--- START SUPPLIED ENTRIES ---
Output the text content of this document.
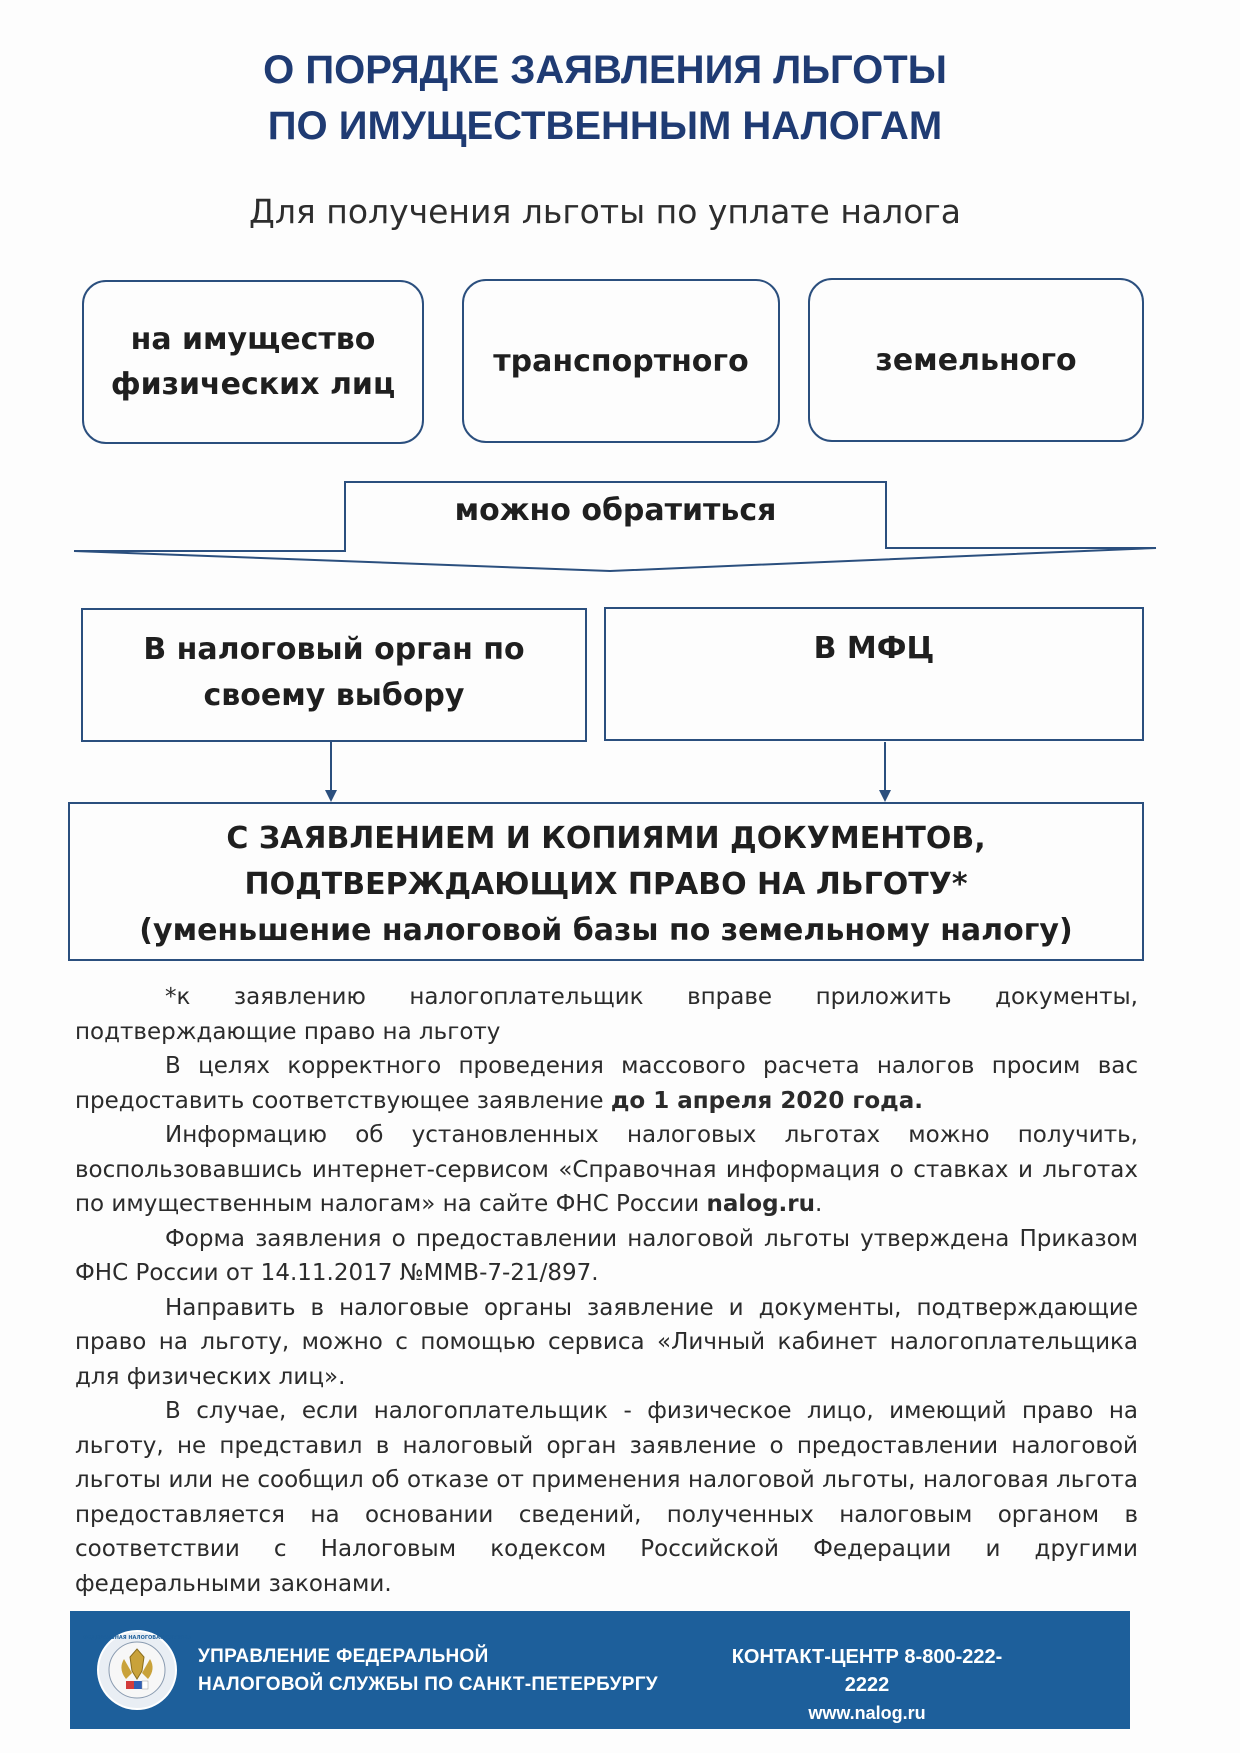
О ПОРЯДКЕ ЗАЯВЛЕНИЯ ЛЬГОТЫ
ПО ИМУЩЕСТВЕННЫМ НАЛОГАМ
Для получения льготы по уплате налога
на имущество
физических лиц
транспортного	земельного
можно обратиться
В налоговый орган по
своему выбору
В МФЦ
С ЗАЯВЛЕНИЕМ И КОПИЯМИ ДОКУМЕНТОВ,
ПОДТВЕРЖДАЮЩИХ ПРАВО НА ЛЬГОТУ*
(уменьшение налоговой базы по земельному налогу)

*к заявлению налогоплательщик вправе приложить документы, подтверждающие право на льготу

В целях корректного проведения массового расчета налогов просим вас предоставить соответствующее заявление до 1 апреля 2020 года.

Информацию об установленных налоговых льготах можно получить, воспользовавшись интернет-сервисом «Справочная информация о ставках и льготах по имущественным налогам» на сайте ФНС России nalog.ru.

Форма заявления о предоставлении налоговой льготы утверждена Приказом ФНС России от 14.11.2017 №ММВ-7-21/897.

Направить в налоговые органы заявление и документы, подтверждающие право на льготу, можно с помощью сервиса «Личный кабинет налогоплательщика для физических лиц».

В случае, если налогоплательщик - физическое лицо, имеющий право на льготу, не представил в налоговый орган заявление о предоставлении налоговой льготы или не сообщил об отказе от применения налоговой льготы, налоговая льгота предоставляется на основании сведений, полученных налоговым органом в соответствии с Налоговым кодексом Российской Федерации и другими федеральными законами.

ФЕДЕРАЛЬНАЯ НАЛОГОВАЯ СЛУЖБА
УПРАВЛЕНИЕ ФЕДЕРАЛЬНОЙ
НАЛОГОВОЙ СЛУЖБЫ ПО САНКТ-ПЕТЕРБУРГУ
КОНТАКТ-ЦЕНТР 8-800-222-2222
www.nalog.ru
--- END SUPPLIED ENTRIES ---
- **WHAT YOU HAVE TO DO**
Transcribe every record above exactly as written, leaving out any pictures.

- **RESPONSE TO THE TASK**
Output the text content of this document.
О ПОРЯДКЕ ЗАЯВЛЕНИЯ ЛЬГОТЫ
ПО ИМУЩЕСТВЕННЫМ НАЛОГАМ
Для получения льготы по уплате налога
на имущество
физических лиц
транспортного	земельного
можно обратиться
В налоговый орган по
своему выбору
В МФЦ
С ЗАЯВЛЕНИЕМ И КОПИЯМИ ДОКУМЕНТОВ,
ПОДТВЕРЖДАЮЩИХ ПРАВО НА ЛЬГОТУ*
(уменьшение налоговой базы по земельному налогу)

*к заявлению налогоплательщик вправе приложить документы, подтверждающие право на льготу

В целях корректного проведения массового расчета налогов просим вас предоставить соответствующее заявление до 1 апреля 2020 года.

Информацию об установленных налоговых льготах можно получить, воспользовавшись интернет-сервисом «Справочная информация о ставках и льготах по имущественным налогам» на сайте ФНС России nalog.ru.

Форма заявления о предоставлении налоговой льготы утверждена Приказом ФНС России от 14.11.2017 №ММВ-7-21/897.

Направить в налоговые органы заявление и документы, подтверждающие право на льготу, можно с помощью сервиса «Личный кабинет налогоплательщика для физических лиц».

В случае, если налогоплательщик - физическое лицо, имеющий право на льготу, не представил в налоговый орган заявление о предоставлении налоговой льготы или не сообщил об отказе от применения налоговой льготы, налоговая льгота предоставляется на основании сведений, полученных налоговым органом в соответствии с Налоговым кодексом Российской Федерации и другими федеральными законами.

ФЕДЕРАЛЬНАЯ НАЛОГОВАЯ СЛУЖБА
УПРАВЛЕНИЕ ФЕДЕРАЛЬНОЙ
НАЛОГОВОЙ СЛУЖБЫ ПО САНКТ-ПЕТЕРБУРГУ
КОНТАКТ-ЦЕНТР 8-800-222-2222
www.nalog.ru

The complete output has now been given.